**Given problem:**
Work out how many lines hold the string "background". Give that number and nothing more.

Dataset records

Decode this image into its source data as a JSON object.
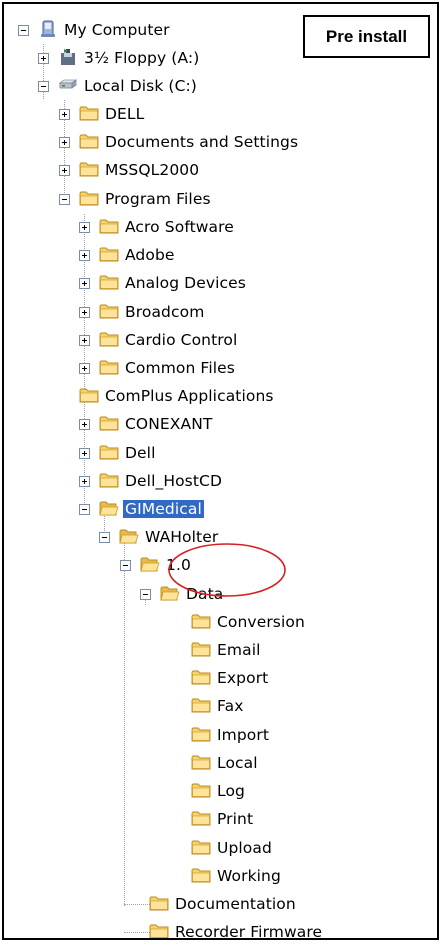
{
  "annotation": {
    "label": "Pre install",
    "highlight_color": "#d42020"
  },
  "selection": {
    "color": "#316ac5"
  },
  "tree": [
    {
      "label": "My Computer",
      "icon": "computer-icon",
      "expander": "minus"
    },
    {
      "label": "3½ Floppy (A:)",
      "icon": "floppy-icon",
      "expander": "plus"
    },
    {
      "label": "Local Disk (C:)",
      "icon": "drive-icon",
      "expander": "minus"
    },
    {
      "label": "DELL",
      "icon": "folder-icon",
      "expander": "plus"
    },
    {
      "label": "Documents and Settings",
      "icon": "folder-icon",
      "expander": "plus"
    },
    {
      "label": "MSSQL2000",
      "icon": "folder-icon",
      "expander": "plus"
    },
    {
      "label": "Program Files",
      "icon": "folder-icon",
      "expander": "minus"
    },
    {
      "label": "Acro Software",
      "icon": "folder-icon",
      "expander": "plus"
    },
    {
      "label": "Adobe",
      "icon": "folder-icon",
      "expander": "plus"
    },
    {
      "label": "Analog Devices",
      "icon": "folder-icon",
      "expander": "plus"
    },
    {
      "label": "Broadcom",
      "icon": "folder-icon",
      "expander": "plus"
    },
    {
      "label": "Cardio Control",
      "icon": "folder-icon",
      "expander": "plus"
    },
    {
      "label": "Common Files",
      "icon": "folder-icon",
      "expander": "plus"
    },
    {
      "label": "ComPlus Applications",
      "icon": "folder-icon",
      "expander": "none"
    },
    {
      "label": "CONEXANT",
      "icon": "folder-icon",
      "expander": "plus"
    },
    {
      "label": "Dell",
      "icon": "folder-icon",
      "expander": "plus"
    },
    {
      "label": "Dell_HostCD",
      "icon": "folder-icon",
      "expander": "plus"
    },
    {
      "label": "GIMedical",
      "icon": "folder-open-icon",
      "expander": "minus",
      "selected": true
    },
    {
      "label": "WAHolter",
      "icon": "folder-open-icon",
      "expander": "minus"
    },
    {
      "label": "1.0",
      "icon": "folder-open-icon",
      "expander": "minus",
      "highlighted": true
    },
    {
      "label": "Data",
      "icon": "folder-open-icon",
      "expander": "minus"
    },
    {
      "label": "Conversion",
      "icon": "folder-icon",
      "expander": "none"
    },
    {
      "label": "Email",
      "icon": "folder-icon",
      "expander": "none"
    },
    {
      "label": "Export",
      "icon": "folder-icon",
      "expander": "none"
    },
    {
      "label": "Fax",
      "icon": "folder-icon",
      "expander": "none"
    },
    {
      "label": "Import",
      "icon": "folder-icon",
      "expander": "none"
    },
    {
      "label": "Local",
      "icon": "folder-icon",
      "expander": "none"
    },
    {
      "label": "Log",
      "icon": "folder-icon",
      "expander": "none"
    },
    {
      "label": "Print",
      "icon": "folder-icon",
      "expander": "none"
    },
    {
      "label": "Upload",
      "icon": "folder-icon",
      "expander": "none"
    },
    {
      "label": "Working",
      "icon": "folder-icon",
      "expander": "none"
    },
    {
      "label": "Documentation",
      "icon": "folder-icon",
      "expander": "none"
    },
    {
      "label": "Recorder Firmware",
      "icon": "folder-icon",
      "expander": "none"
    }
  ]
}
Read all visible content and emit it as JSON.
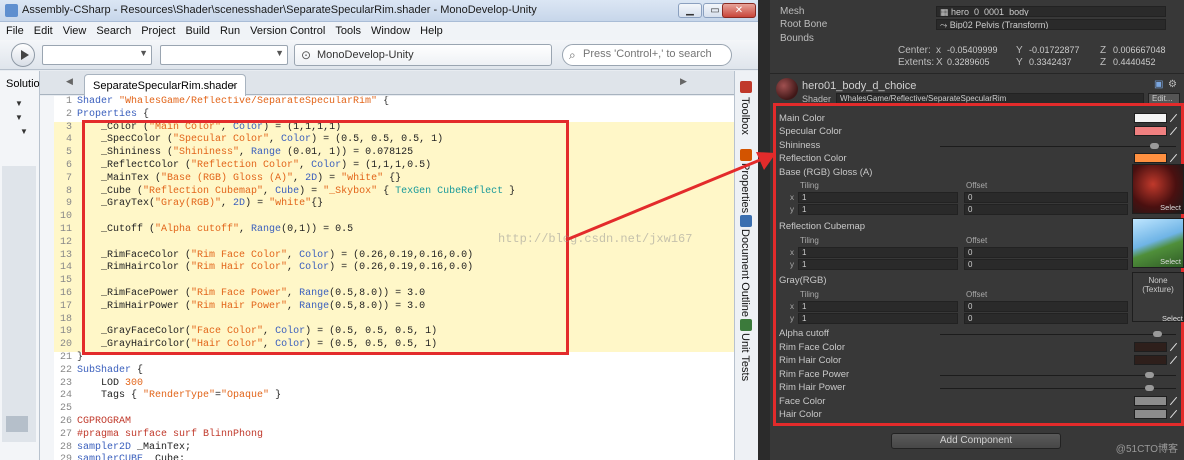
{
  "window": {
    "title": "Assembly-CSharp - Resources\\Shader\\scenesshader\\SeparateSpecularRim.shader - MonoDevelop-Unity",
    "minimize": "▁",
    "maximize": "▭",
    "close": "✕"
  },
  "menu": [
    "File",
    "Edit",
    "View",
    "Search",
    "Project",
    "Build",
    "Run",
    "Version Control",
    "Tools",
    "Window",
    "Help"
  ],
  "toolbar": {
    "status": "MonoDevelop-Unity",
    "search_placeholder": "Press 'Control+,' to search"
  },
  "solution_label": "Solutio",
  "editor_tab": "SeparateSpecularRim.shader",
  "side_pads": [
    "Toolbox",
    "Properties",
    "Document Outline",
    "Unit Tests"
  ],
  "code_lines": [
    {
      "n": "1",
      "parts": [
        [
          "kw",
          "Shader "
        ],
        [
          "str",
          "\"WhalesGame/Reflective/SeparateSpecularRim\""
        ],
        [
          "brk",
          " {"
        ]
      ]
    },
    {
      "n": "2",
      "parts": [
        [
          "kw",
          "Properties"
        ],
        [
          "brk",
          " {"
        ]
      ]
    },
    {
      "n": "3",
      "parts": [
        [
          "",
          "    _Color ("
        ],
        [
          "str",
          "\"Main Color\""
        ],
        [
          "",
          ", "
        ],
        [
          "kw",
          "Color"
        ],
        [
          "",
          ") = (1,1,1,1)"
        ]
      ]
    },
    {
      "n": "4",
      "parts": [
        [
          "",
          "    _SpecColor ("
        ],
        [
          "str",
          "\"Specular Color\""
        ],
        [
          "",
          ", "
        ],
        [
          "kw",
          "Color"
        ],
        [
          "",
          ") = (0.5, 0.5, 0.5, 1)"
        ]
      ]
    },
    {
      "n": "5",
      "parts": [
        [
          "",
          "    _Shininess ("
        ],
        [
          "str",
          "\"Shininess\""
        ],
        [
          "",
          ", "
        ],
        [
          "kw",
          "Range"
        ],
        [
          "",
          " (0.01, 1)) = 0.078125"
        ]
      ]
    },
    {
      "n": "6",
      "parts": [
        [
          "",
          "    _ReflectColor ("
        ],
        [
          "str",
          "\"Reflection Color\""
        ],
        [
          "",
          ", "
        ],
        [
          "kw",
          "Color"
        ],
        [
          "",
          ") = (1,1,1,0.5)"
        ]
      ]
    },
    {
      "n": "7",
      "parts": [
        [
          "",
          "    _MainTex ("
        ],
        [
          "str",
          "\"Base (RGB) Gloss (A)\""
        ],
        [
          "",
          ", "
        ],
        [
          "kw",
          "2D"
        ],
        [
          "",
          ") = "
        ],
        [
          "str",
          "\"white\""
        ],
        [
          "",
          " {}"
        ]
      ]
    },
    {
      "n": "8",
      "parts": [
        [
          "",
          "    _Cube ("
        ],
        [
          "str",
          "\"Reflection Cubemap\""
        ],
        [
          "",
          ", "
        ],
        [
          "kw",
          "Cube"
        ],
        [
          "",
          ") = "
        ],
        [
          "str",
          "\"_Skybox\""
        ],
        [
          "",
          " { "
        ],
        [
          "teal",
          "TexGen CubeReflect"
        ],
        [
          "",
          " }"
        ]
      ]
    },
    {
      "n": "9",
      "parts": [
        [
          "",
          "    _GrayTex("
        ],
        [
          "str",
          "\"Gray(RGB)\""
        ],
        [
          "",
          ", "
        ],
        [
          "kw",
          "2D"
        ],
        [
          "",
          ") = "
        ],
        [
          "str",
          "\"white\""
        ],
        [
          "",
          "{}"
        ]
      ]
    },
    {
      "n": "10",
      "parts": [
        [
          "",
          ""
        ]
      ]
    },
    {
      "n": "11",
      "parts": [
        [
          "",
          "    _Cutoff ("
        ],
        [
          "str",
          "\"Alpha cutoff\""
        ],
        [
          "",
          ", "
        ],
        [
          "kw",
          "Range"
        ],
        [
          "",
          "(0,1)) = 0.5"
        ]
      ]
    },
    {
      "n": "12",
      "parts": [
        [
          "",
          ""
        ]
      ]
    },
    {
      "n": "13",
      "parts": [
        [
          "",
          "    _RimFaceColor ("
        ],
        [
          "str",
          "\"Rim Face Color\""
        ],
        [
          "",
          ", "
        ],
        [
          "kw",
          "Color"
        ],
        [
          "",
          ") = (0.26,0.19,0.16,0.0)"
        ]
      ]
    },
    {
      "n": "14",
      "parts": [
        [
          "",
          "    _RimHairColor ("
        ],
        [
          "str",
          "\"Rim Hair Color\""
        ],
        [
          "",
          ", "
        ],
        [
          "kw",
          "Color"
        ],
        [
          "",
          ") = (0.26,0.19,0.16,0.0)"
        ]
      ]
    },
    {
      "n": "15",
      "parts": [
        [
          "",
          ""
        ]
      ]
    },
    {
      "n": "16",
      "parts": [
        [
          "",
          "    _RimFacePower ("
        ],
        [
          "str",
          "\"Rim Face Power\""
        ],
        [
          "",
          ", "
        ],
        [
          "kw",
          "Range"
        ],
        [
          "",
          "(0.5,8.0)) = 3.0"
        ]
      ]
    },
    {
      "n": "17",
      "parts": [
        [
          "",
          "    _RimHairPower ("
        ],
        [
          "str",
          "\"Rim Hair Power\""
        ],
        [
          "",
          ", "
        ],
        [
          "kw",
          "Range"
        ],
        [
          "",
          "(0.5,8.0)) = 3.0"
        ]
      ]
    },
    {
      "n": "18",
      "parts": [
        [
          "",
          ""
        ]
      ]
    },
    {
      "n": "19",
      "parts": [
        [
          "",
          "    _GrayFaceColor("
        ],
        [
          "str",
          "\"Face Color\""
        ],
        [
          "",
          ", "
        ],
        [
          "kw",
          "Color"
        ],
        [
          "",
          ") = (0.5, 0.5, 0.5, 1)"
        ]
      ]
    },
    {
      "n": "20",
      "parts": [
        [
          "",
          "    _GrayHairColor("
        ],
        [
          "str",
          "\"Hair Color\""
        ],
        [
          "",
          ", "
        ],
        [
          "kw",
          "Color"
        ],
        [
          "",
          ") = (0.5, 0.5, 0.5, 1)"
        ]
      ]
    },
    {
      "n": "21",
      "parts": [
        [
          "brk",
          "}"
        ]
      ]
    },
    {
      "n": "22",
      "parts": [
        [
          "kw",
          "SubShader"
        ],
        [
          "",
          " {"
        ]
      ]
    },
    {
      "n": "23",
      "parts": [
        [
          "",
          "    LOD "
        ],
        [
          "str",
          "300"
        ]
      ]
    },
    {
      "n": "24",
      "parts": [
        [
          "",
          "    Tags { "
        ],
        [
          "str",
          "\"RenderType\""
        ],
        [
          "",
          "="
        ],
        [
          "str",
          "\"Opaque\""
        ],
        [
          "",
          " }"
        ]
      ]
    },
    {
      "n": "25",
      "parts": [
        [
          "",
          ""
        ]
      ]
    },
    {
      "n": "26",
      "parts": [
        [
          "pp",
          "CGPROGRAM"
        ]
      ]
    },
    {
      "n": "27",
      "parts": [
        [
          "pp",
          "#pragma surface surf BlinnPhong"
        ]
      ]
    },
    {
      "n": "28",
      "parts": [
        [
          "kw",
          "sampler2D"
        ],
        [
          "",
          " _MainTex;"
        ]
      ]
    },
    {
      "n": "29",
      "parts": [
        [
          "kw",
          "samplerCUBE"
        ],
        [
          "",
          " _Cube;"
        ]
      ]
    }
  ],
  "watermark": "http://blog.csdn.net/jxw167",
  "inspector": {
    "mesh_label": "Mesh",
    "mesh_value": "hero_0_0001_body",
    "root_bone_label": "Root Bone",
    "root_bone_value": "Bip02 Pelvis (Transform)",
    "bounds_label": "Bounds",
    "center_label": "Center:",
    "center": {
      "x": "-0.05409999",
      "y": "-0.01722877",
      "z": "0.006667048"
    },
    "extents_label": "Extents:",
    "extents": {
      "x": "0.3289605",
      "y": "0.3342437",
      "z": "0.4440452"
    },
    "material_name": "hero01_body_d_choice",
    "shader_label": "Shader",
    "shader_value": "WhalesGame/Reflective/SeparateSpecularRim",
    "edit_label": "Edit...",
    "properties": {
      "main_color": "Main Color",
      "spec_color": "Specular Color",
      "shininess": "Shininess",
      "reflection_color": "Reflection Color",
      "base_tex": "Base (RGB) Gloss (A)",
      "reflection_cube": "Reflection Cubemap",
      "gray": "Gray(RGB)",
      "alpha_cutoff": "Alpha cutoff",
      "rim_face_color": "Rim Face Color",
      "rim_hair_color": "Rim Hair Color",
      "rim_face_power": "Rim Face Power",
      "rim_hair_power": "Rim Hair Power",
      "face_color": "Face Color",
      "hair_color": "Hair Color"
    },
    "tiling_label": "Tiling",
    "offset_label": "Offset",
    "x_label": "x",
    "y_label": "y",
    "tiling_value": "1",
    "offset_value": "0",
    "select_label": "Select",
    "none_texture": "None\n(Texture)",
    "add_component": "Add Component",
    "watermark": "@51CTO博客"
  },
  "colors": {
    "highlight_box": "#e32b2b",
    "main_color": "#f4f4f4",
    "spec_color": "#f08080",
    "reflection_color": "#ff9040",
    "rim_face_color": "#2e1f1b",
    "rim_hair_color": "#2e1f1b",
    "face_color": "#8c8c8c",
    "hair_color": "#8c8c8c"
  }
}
...
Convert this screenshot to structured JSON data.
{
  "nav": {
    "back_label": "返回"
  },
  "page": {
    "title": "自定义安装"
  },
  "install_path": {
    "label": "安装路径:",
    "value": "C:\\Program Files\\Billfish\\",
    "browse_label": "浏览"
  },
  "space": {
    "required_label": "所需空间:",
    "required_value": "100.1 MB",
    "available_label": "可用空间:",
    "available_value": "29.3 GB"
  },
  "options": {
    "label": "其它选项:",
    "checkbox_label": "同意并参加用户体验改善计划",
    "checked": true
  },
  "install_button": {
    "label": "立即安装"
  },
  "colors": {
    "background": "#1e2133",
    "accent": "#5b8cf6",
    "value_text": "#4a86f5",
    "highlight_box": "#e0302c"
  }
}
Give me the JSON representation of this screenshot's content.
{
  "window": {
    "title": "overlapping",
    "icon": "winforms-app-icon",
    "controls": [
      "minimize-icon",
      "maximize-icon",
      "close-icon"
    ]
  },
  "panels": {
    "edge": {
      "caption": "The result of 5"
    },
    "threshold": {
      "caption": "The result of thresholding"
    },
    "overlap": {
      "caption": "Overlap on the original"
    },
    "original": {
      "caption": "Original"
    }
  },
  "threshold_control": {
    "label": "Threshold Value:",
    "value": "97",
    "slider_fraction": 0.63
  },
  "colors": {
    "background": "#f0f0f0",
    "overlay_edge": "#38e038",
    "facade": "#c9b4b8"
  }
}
...
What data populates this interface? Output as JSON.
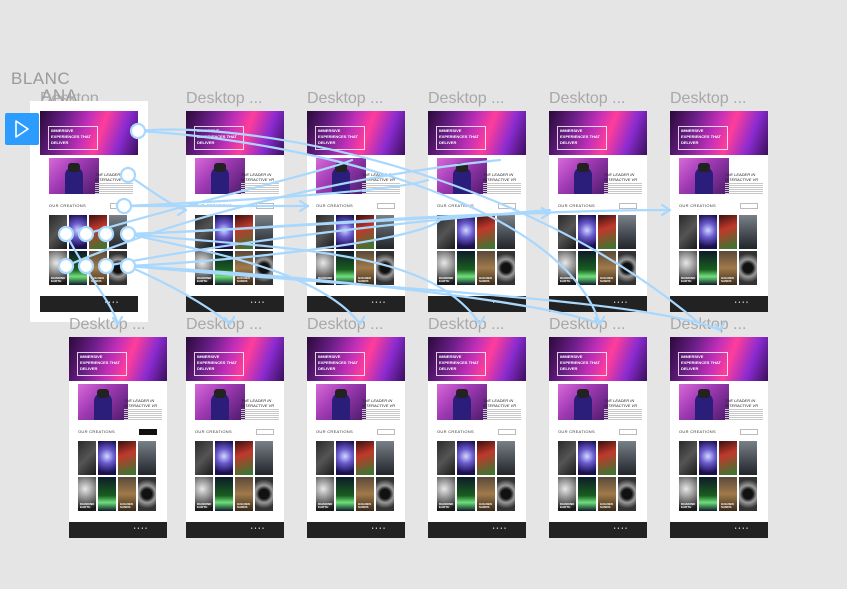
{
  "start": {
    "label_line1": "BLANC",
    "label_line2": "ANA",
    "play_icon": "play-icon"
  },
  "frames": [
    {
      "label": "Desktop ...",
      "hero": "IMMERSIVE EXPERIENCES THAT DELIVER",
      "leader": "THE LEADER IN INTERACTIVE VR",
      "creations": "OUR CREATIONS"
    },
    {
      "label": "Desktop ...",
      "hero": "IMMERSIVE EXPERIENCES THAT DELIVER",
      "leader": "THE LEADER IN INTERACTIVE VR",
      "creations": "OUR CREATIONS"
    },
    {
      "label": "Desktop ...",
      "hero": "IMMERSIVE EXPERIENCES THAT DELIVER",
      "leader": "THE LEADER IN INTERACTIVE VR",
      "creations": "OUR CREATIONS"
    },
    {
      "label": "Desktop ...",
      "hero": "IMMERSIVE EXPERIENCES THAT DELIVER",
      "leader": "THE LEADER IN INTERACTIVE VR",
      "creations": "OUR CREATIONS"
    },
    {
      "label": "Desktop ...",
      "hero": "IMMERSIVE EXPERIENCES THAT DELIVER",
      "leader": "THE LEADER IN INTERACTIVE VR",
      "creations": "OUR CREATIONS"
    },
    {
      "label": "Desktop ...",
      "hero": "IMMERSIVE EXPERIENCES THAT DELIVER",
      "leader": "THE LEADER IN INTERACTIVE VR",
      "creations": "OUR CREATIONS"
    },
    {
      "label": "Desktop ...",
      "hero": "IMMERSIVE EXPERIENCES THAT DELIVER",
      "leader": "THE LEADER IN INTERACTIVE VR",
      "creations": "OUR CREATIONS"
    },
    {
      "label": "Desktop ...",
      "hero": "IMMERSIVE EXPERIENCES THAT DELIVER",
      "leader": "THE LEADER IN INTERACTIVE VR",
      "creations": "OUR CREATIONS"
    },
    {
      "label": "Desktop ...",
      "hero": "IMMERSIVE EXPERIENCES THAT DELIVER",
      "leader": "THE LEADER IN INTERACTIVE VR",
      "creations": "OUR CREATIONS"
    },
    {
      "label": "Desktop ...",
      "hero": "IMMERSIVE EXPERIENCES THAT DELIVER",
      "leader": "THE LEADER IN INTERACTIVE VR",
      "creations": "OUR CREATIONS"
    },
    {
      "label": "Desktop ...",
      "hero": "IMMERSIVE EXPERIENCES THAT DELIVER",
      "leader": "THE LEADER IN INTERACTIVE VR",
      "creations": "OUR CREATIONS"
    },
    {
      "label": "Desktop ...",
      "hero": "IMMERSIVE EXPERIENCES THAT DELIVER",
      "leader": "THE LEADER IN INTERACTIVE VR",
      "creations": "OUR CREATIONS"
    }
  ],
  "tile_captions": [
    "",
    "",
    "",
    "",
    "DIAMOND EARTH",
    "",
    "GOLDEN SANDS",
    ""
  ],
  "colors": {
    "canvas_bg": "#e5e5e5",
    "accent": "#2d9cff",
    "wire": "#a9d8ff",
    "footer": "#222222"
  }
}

**Full response:**
2